_Data provided:_
[BEGIN]
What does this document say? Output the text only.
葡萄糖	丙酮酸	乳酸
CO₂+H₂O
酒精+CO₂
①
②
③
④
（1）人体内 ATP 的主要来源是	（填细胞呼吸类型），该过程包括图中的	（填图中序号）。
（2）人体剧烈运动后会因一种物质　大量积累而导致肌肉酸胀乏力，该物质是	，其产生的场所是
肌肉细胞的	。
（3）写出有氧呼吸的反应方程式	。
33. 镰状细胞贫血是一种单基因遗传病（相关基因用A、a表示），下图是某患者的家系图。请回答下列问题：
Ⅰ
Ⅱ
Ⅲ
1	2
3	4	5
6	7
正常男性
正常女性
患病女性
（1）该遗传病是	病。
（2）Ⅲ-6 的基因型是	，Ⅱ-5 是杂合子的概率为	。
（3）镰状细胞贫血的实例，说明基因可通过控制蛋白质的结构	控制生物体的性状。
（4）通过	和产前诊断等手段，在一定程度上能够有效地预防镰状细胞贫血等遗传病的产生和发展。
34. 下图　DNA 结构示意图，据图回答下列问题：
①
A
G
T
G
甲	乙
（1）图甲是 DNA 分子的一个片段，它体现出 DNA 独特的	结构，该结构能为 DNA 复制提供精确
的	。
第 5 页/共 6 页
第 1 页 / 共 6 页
[END]
_Work instructions:_
Retype the records that precede this task, keeping them exactly the same.

_Written solution:_
What does this document say? Output the text only.
葡萄糖	丙酮酸	乳酸
CO₂+H₂O
酒精+CO₂
①
②
③
④
（1）人体内 ATP 的主要来源是	（填细胞呼吸类型），该过程包括图中的	（填图中序号）。
（2）人体剧烈运动后会因一种物质　大量积累而导致肌肉酸胀乏力，该物质是	，其产生的场所是
肌肉细胞的	。
（3）写出有氧呼吸的反应方程式	。
33. 镰状细胞贫血是一种单基因遗传病（相关基因用A、a表示），下图是某患者的家系图。请回答下列问题：
Ⅰ
Ⅱ
Ⅲ
1	2
3	4	5
6	7
正常男性
正常女性
患病女性
（1）该遗传病是	病。
（2）Ⅲ-6 的基因型是	，Ⅱ-5 是杂合子的概率为	。
（3）镰状细胞贫血的实例，说明基因可通过控制蛋白质的结构	控制生物体的性状。
（4）通过	和产前诊断等手段，在一定程度上能够有效地预防镰状细胞贫血等遗传病的产生和发展。
34. 下图　DNA 结构示意图，据图回答下列问题：
①
A
G
T
G
甲	乙
（1）图甲是 DNA 分子的一个片段，它体现出 DNA 独特的	结构，该结构能为 DNA 复制提供精确
的	。
第 5 页/共 6 页
第 1 页 / 共 6 页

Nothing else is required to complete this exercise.